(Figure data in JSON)
(begin)

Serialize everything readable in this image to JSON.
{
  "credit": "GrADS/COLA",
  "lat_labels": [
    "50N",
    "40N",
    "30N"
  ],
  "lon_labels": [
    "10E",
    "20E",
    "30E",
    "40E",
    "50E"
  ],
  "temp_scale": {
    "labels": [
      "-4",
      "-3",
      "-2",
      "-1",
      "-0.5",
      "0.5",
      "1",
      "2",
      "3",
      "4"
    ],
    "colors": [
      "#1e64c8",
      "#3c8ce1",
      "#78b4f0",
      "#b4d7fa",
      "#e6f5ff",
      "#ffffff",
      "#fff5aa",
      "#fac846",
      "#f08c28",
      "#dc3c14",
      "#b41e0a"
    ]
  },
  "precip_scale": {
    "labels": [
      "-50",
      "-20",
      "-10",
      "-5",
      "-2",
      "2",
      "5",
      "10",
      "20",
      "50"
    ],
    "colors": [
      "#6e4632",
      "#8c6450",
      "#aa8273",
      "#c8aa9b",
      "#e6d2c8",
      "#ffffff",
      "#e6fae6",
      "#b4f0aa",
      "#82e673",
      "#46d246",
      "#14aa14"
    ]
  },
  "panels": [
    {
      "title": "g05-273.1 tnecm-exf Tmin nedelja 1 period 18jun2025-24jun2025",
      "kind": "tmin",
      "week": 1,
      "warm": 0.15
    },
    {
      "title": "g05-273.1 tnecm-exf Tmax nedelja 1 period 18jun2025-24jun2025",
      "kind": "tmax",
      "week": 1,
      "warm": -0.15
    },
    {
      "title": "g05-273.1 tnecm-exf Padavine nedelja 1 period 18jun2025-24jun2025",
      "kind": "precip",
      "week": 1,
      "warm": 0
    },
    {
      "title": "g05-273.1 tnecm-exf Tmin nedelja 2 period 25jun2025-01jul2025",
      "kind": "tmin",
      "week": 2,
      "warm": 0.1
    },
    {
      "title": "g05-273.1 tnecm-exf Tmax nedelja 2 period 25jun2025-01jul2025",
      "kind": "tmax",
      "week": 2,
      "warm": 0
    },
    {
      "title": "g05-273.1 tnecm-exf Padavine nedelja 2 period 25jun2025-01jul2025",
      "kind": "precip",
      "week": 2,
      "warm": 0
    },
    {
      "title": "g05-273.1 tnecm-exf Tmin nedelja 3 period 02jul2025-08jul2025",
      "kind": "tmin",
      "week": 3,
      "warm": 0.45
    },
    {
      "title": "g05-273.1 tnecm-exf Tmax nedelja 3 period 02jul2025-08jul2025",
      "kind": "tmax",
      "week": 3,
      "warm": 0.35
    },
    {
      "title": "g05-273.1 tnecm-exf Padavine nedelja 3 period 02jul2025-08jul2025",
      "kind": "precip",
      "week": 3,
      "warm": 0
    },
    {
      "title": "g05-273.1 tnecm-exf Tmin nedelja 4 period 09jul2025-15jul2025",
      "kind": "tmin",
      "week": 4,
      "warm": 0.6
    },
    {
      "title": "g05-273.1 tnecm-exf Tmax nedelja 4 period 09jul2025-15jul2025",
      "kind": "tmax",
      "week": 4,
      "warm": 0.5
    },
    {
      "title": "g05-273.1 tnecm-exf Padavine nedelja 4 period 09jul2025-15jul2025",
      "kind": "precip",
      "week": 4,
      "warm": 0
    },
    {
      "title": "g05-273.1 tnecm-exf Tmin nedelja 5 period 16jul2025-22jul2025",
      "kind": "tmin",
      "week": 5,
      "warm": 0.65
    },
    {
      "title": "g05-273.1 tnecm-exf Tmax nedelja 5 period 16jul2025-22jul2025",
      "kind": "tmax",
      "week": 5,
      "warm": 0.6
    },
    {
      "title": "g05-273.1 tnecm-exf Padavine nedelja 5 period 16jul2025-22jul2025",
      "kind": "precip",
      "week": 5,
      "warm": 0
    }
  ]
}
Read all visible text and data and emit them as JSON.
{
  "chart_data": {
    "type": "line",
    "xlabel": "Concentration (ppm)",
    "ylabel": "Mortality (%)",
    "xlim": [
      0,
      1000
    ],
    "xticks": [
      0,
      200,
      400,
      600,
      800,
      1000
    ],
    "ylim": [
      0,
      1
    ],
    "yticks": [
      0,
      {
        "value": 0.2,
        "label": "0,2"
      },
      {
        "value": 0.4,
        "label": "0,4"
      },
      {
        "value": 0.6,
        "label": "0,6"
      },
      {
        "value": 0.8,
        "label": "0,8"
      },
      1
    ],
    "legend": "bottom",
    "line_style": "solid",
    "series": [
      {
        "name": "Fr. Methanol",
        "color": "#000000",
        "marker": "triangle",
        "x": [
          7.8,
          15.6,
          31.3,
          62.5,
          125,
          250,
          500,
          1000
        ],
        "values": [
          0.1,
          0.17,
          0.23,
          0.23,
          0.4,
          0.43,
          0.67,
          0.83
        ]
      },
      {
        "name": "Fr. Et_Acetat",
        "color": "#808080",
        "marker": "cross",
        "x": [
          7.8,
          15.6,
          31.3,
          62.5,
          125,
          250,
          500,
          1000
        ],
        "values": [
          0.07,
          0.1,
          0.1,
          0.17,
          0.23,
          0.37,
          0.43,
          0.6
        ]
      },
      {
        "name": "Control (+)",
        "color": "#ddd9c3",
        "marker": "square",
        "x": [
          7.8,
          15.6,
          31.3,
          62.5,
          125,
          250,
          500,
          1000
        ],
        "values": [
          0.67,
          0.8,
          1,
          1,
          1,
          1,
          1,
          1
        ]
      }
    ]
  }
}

(end)

Copy out every line with the word "Padavine".

Task output:
      "title": "g05-273.1 tnecm-exf Padavine nedelja 1 period 18jun2025-24jun2025",
      "title": "g05-273.1 tnecm-exf Padavine nedelja 2 period 25jun2025-01jul2025",
      "title": "g05-273.1 tnecm-exf Padavine nedelja 3 period 02jul2025-08jul2025",
      "title": "g05-273.1 tnecm-exf Padavine nedelja 4 period 09jul2025-15jul2025",
      "title": "g05-273.1 tnecm-exf Padavine nedelja 5 period 16jul2025-22jul2025",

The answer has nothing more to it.